Data records
________
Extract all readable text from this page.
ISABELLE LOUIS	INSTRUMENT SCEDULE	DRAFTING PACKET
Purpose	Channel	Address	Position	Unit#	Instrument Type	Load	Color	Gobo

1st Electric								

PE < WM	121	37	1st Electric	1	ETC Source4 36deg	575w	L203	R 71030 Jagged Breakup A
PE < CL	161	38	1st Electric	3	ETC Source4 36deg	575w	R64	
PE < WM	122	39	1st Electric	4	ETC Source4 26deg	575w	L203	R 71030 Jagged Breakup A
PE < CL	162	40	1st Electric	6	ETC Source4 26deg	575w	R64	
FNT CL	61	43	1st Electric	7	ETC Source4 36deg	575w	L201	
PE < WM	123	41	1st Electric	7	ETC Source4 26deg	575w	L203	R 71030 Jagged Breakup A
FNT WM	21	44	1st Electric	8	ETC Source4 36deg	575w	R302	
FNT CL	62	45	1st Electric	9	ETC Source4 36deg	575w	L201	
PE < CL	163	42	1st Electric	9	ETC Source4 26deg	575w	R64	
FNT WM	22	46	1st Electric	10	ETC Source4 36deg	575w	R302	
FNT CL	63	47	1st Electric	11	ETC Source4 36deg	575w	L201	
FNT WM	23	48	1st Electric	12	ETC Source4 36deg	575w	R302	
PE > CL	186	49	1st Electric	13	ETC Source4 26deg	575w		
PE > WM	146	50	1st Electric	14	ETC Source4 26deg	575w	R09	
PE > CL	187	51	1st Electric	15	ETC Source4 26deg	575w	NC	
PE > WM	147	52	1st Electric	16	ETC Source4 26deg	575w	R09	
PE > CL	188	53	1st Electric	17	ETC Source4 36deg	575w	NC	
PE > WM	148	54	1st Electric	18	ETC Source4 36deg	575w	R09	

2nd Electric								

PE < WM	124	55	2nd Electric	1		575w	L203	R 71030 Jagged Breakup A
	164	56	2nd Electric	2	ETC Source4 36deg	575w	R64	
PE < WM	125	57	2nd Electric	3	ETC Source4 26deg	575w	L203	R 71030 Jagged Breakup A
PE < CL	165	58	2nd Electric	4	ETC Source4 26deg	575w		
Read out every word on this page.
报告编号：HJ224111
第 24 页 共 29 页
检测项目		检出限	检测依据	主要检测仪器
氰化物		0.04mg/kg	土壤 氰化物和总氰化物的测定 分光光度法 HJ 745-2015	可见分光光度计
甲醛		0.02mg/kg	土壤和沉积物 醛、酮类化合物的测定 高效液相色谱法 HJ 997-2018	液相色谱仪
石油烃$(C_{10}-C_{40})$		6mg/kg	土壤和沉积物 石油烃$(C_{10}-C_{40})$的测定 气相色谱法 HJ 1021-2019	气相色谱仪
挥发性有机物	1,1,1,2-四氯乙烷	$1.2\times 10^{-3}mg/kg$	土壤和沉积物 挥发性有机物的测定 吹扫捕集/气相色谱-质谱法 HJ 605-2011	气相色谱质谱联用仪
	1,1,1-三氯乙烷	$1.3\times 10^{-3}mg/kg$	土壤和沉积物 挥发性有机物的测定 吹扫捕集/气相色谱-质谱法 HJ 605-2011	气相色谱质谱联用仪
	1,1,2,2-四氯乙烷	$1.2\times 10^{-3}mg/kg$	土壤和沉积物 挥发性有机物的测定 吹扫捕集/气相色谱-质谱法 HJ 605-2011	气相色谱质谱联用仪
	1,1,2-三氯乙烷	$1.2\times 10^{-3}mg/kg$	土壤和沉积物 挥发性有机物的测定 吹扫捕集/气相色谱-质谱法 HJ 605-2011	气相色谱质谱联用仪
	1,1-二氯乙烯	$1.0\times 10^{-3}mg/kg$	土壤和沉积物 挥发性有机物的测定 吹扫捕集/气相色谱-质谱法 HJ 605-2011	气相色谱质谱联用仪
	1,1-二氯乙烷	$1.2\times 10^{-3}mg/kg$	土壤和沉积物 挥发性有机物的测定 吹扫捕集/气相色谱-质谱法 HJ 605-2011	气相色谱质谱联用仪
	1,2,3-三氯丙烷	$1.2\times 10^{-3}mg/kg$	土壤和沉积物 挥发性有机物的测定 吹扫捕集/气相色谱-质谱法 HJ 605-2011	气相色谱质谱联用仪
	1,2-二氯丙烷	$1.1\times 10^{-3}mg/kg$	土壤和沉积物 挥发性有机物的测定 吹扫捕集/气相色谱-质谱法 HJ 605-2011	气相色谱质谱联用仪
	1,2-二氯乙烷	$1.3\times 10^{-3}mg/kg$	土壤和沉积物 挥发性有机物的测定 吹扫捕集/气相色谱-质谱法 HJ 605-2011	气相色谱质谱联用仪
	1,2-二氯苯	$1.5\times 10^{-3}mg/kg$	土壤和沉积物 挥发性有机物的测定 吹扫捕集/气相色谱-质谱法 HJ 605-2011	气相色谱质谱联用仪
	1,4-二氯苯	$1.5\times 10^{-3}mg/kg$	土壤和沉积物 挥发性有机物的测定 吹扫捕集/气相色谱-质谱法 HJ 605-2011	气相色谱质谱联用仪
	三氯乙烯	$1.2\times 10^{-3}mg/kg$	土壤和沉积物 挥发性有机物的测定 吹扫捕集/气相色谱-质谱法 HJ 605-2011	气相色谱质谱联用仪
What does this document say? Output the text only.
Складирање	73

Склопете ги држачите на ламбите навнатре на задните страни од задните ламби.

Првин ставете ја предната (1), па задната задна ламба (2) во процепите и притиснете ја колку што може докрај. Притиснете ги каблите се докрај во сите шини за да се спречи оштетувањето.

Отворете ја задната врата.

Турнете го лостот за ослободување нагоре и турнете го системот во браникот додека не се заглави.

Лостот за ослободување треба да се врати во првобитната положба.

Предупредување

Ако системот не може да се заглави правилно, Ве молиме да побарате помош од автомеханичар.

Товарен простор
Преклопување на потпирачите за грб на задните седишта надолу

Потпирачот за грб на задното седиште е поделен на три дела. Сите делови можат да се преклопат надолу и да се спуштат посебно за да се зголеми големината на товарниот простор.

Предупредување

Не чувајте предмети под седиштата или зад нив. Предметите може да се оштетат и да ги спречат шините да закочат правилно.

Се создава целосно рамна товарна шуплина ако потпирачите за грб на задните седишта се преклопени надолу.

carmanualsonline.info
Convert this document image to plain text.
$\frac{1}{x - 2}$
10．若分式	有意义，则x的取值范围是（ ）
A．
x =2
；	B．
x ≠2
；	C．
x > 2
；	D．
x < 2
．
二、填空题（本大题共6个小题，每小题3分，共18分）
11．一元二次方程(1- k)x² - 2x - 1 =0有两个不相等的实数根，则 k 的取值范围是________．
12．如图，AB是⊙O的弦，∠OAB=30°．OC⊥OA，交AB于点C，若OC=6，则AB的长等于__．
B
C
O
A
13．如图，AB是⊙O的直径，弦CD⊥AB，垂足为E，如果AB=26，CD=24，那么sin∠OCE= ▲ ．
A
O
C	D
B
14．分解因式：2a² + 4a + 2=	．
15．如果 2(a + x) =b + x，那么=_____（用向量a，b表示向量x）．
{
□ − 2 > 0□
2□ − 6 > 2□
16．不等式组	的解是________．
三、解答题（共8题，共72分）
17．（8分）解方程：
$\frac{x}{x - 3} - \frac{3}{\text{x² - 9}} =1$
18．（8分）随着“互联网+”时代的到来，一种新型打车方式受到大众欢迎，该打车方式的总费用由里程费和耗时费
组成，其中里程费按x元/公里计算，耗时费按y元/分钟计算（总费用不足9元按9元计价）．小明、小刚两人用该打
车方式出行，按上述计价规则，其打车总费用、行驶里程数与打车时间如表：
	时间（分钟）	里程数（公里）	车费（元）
________
Task to carry out.
Reproduce the full set of records precisely.

Reply.
Extract all readable text from this page.
ISABELLE LOUIS	INSTRUMENT SCEDULE	DRAFTING PACKET
Purpose	Channel	Address	Position	Unit#	Instrument Type	Load	Color	Gobo

1st Electric								

PE < WM	121	37	1st Electric	1	ETC Source4 36deg	575w	L203	R 71030 Jagged Breakup A
PE < CL	161	38	1st Electric	3	ETC Source4 36deg	575w	R64	
PE < WM	122	39	1st Electric	4	ETC Source4 26deg	575w	L203	R 71030 Jagged Breakup A
PE < CL	162	40	1st Electric	6	ETC Source4 26deg	575w	R64	
FNT CL	61	43	1st Electric	7	ETC Source4 36deg	575w	L201	
PE < WM	123	41	1st Electric	7	ETC Source4 26deg	575w	L203	R 71030 Jagged Breakup A
FNT WM	21	44	1st Electric	8	ETC Source4 36deg	575w	R302	
FNT CL	62	45	1st Electric	9	ETC Source4 36deg	575w	L201	
PE < CL	163	42	1st Electric	9	ETC Source4 26deg	575w	R64	
FNT WM	22	46	1st Electric	10	ETC Source4 36deg	575w	R302	
FNT CL	63	47	1st Electric	11	ETC Source4 36deg	575w	L201	
FNT WM	23	48	1st Electric	12	ETC Source4 36deg	575w	R302	
PE > CL	186	49	1st Electric	13	ETC Source4 26deg	575w		
PE > WM	146	50	1st Electric	14	ETC Source4 26deg	575w	R09	
PE > CL	187	51	1st Electric	15	ETC Source4 26deg	575w	NC	
PE > WM	147	52	1st Electric	16	ETC Source4 26deg	575w	R09	
PE > CL	188	53	1st Electric	17	ETC Source4 36deg	575w	NC	
PE > WM	148	54	1st Electric	18	ETC Source4 36deg	575w	R09	

2nd Electric								

PE < WM	124	55	2nd Electric	1		575w	L203	R 71030 Jagged Breakup A
	164	56	2nd Electric	2	ETC Source4 36deg	575w	R64	
PE < WM	125	57	2nd Electric	3	ETC Source4 26deg	575w	L203	R 71030 Jagged Breakup A
PE < CL	165	58	2nd Electric	4	ETC Source4 26deg	575w		
Read out every word on this page.
报告编号：HJ224111
第 24 页 共 29 页
检测项目		检出限	检测依据	主要检测仪器
氰化物		0.04mg/kg	土壤 氰化物和总氰化物的测定 分光光度法 HJ 745-2015	可见分光光度计
甲醛		0.02mg/kg	土壤和沉积物 醛、酮类化合物的测定 高效液相色谱法 HJ 997-2018	液相色谱仪
石油烃$(C_{10}-C_{40})$		6mg/kg	土壤和沉积物 石油烃$(C_{10}-C_{40})$的测定 气相色谱法 HJ 1021-2019	气相色谱仪
挥发性有机物	1,1,1,2-四氯乙烷	$1.2\times 10^{-3}mg/kg$	土壤和沉积物 挥发性有机物的测定 吹扫捕集/气相色谱-质谱法 HJ 605-2011	气相色谱质谱联用仪
	1,1,1-三氯乙烷	$1.3\times 10^{-3}mg/kg$	土壤和沉积物 挥发性有机物的测定 吹扫捕集/气相色谱-质谱法 HJ 605-2011	气相色谱质谱联用仪
	1,1,2,2-四氯乙烷	$1.2\times 10^{-3}mg/kg$	土壤和沉积物 挥发性有机物的测定 吹扫捕集/气相色谱-质谱法 HJ 605-2011	气相色谱质谱联用仪
	1,1,2-三氯乙烷	$1.2\times 10^{-3}mg/kg$	土壤和沉积物 挥发性有机物的测定 吹扫捕集/气相色谱-质谱法 HJ 605-2011	气相色谱质谱联用仪
	1,1-二氯乙烯	$1.0\times 10^{-3}mg/kg$	土壤和沉积物 挥发性有机物的测定 吹扫捕集/气相色谱-质谱法 HJ 605-2011	气相色谱质谱联用仪
	1,1-二氯乙烷	$1.2\times 10^{-3}mg/kg$	土壤和沉积物 挥发性有机物的测定 吹扫捕集/气相色谱-质谱法 HJ 605-2011	气相色谱质谱联用仪
	1,2,3-三氯丙烷	$1.2\times 10^{-3}mg/kg$	土壤和沉积物 挥发性有机物的测定 吹扫捕集/气相色谱-质谱法 HJ 605-2011	气相色谱质谱联用仪
	1,2-二氯丙烷	$1.1\times 10^{-3}mg/kg$	土壤和沉积物 挥发性有机物的测定 吹扫捕集/气相色谱-质谱法 HJ 605-2011	气相色谱质谱联用仪
	1,2-二氯乙烷	$1.3\times 10^{-3}mg/kg$	土壤和沉积物 挥发性有机物的测定 吹扫捕集/气相色谱-质谱法 HJ 605-2011	气相色谱质谱联用仪
	1,2-二氯苯	$1.5\times 10^{-3}mg/kg$	土壤和沉积物 挥发性有机物的测定 吹扫捕集/气相色谱-质谱法 HJ 605-2011	气相色谱质谱联用仪
	1,4-二氯苯	$1.5\times 10^{-3}mg/kg$	土壤和沉积物 挥发性有机物的测定 吹扫捕集/气相色谱-质谱法 HJ 605-2011	气相色谱质谱联用仪
	三氯乙烯	$1.2\times 10^{-3}mg/kg$	土壤和沉积物 挥发性有机物的测定 吹扫捕集/气相色谱-质谱法 HJ 605-2011	气相色谱质谱联用仪
What does this document say? Output the text only.
Складирање	73

Склопете ги држачите на ламбите навнатре на задните страни од задните ламби.

Првин ставете ја предната (1), па задната задна ламба (2) во процепите и притиснете ја колку што може докрај. Притиснете ги каблите се докрај во сите шини за да се спречи оштетувањето.

Отворете ја задната врата.

Турнете го лостот за ослободување нагоре и турнете го системот во браникот додека не се заглави.

Лостот за ослободување треба да се врати во првобитната положба.

Предупредување

Ако системот не може да се заглави правилно, Ве молиме да побарате помош од автомеханичар.

Товарен простор
Преклопување на потпирачите за грб на задните седишта надолу

Потпирачот за грб на задното седиште е поделен на три дела. Сите делови можат да се преклопат надолу и да се спуштат посебно за да се зголеми големината на товарниот простор.

Предупредување

Не чувајте предмети под седиштата или зад нив. Предметите може да се оштетат и да ги спречат шините да закочат правилно.

Се создава целосно рамна товарна шуплина ако потпирачите за грб на задните седишта се преклопени надолу.

carmanualsonline.info
Convert this document image to plain text.
$\frac{1}{x - 2}$
10．若分式	有意义，则x的取值范围是（ ）
A．
x =2
；	B．
x ≠2
；	C．
x > 2
；	D．
x < 2
．
二、填空题（本大题共6个小题，每小题3分，共18分）
11．一元二次方程(1- k)x² - 2x - 1 =0有两个不相等的实数根，则 k 的取值范围是________．
12．如图，AB是⊙O的弦，∠OAB=30°．OC⊥OA，交AB于点C，若OC=6，则AB的长等于__．
B
C
O
A
13．如图，AB是⊙O的直径，弦CD⊥AB，垂足为E，如果AB=26，CD=24，那么sin∠OCE= ▲ ．
A
O
C	D
B
14．分解因式：2a² + 4a + 2=	．
15．如果 2(a + x) =b + x，那么=_____（用向量a，b表示向量x）．
{
□ − 2 > 0□
2□ − 6 > 2□
16．不等式组	的解是________．
三、解答题（共8题，共72分）
17．（8分）解方程：
$\frac{x}{x - 3} - \frac{3}{\text{x² - 9}} =1$
18．（8分）随着“互联网+”时代的到来，一种新型打车方式受到大众欢迎，该打车方式的总费用由里程费和耗时费
组成，其中里程费按x元/公里计算，耗时费按y元/分钟计算（总费用不足9元按9元计价）．小明、小刚两人用该打
车方式出行，按上述计价规则，其打车总费用、行驶里程数与打车时间如表：
	时间（分钟）	里程数（公里）	车费（元）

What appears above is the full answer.